▸ Listed entries:
============

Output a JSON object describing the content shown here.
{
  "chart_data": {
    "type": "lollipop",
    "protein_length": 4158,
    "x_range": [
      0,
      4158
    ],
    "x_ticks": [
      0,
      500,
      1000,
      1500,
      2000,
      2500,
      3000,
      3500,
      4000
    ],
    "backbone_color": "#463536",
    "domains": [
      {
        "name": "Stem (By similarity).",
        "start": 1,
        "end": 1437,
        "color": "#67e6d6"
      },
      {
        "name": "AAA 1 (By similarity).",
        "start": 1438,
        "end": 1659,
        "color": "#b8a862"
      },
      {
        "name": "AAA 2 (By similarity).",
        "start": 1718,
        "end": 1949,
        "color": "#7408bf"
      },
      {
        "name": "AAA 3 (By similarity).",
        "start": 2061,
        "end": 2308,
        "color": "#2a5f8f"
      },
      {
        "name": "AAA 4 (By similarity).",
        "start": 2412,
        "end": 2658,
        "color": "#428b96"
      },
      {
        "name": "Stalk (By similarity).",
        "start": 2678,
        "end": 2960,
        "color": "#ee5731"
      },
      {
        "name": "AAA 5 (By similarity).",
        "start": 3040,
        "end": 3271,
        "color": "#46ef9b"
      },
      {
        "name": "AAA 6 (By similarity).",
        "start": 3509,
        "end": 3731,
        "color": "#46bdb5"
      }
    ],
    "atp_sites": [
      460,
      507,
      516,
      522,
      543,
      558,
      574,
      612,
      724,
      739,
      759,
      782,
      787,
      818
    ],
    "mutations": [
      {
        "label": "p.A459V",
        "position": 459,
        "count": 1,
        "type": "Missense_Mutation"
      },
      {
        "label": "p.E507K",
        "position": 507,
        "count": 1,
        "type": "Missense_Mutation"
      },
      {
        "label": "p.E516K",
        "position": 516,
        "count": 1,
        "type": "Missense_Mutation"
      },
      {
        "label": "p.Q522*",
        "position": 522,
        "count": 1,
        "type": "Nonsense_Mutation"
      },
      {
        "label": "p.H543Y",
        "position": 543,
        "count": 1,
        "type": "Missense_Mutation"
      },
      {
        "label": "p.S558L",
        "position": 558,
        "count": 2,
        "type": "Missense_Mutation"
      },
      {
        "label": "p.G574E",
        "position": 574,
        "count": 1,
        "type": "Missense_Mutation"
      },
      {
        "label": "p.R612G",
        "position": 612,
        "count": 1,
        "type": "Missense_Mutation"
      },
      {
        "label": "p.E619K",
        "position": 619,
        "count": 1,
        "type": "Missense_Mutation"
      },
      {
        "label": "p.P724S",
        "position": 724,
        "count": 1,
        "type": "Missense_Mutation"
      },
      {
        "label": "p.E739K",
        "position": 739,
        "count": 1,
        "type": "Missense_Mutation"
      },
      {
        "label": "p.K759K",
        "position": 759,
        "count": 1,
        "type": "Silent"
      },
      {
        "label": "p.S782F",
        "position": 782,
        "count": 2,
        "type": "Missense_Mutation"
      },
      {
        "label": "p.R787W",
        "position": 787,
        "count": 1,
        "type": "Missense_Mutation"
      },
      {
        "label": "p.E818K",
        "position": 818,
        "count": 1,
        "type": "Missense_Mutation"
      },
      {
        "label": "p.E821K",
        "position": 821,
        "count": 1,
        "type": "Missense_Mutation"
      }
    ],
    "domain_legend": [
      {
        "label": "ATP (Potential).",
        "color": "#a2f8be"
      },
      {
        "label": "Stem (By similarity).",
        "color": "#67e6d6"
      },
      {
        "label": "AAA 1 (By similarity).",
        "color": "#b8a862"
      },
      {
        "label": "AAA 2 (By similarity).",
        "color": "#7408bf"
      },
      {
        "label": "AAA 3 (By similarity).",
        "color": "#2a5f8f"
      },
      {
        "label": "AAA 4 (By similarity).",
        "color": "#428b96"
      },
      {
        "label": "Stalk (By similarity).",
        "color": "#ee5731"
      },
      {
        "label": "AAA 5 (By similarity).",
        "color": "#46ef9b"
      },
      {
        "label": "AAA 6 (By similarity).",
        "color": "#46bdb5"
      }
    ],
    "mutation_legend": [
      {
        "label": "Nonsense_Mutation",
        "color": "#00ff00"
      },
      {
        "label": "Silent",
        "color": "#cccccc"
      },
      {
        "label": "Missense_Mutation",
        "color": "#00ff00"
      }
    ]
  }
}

============

▸ Problem requirements: Repeat the records exactly, including every line.

▸ Answer box:
Output a JSON object describing the content shown here.
{
  "chart_data": {
    "type": "lollipop",
    "protein_length": 4158,
    "x_range": [
      0,
      4158
    ],
    "x_ticks": [
      0,
      500,
      1000,
      1500,
      2000,
      2500,
      3000,
      3500,
      4000
    ],
    "backbone_color": "#463536",
    "domains": [
      {
        "name": "Stem (By similarity).",
        "start": 1,
        "end": 1437,
        "color": "#67e6d6"
      },
      {
        "name": "AAA 1 (By similarity).",
        "start": 1438,
        "end": 1659,
        "color": "#b8a862"
      },
      {
        "name": "AAA 2 (By similarity).",
        "start": 1718,
        "end": 1949,
        "color": "#7408bf"
      },
      {
        "name": "AAA 3 (By similarity).",
        "start": 2061,
        "end": 2308,
        "color": "#2a5f8f"
      },
      {
        "name": "AAA 4 (By similarity).",
        "start": 2412,
        "end": 2658,
        "color": "#428b96"
      },
      {
        "name": "Stalk (By similarity).",
        "start": 2678,
        "end": 2960,
        "color": "#ee5731"
      },
      {
        "name": "AAA 5 (By similarity).",
        "start": 3040,
        "end": 3271,
        "color": "#46ef9b"
      },
      {
        "name": "AAA 6 (By similarity).",
        "start": 3509,
        "end": 3731,
        "color": "#46bdb5"
      }
    ],
    "atp_sites": [
      460,
      507,
      516,
      522,
      543,
      558,
      574,
      612,
      724,
      739,
      759,
      782,
      787,
      818
    ],
    "mutations": [
      {
        "label": "p.A459V",
        "position": 459,
        "count": 1,
        "type": "Missense_Mutation"
      },
      {
        "label": "p.E507K",
        "position": 507,
        "count": 1,
        "type": "Missense_Mutation"
      },
      {
        "label": "p.E516K",
        "position": 516,
        "count": 1,
        "type": "Missense_Mutation"
      },
      {
        "label": "p.Q522*",
        "position": 522,
        "count": 1,
        "type": "Nonsense_Mutation"
      },
      {
        "label": "p.H543Y",
        "position": 543,
        "count": 1,
        "type": "Missense_Mutation"
      },
      {
        "label": "p.S558L",
        "position": 558,
        "count": 2,
        "type": "Missense_Mutation"
      },
      {
        "label": "p.G574E",
        "position": 574,
        "count": 1,
        "type": "Missense_Mutation"
      },
      {
        "label": "p.R612G",
        "position": 612,
        "count": 1,
        "type": "Missense_Mutation"
      },
      {
        "label": "p.E619K",
        "position": 619,
        "count": 1,
        "type": "Missense_Mutation"
      },
      {
        "label": "p.P724S",
        "position": 724,
        "count": 1,
        "type": "Missense_Mutation"
      },
      {
        "label": "p.E739K",
        "position": 739,
        "count": 1,
        "type": "Missense_Mutation"
      },
      {
        "label": "p.K759K",
        "position": 759,
        "count": 1,
        "type": "Silent"
      },
      {
        "label": "p.S782F",
        "position": 782,
        "count": 2,
        "type": "Missense_Mutation"
      },
      {
        "label": "p.R787W",
        "position": 787,
        "count": 1,
        "type": "Missense_Mutation"
      },
      {
        "label": "p.E818K",
        "position": 818,
        "count": 1,
        "type": "Missense_Mutation"
      },
      {
        "label": "p.E821K",
        "position": 821,
        "count": 1,
        "type": "Missense_Mutation"
      }
    ],
    "domain_legend": [
      {
        "label": "ATP (Potential).",
        "color": "#a2f8be"
      },
      {
        "label": "Stem (By similarity).",
        "color": "#67e6d6"
      },
      {
        "label": "AAA 1 (By similarity).",
        "color": "#b8a862"
      },
      {
        "label": "AAA 2 (By similarity).",
        "color": "#7408bf"
      },
      {
        "label": "AAA 3 (By similarity).",
        "color": "#2a5f8f"
      },
      {
        "label": "AAA 4 (By similarity).",
        "color": "#428b96"
      },
      {
        "label": "Stalk (By similarity).",
        "color": "#ee5731"
      },
      {
        "label": "AAA 5 (By similarity).",
        "color": "#46ef9b"
      },
      {
        "label": "AAA 6 (By similarity).",
        "color": "#46bdb5"
      }
    ],
    "mutation_legend": [
      {
        "label": "Nonsense_Mutation",
        "color": "#00ff00"
      },
      {
        "label": "Silent",
        "color": "#cccccc"
      },
      {
        "label": "Missense_Mutation",
        "color": "#00ff00"
      }
    ]
  }
}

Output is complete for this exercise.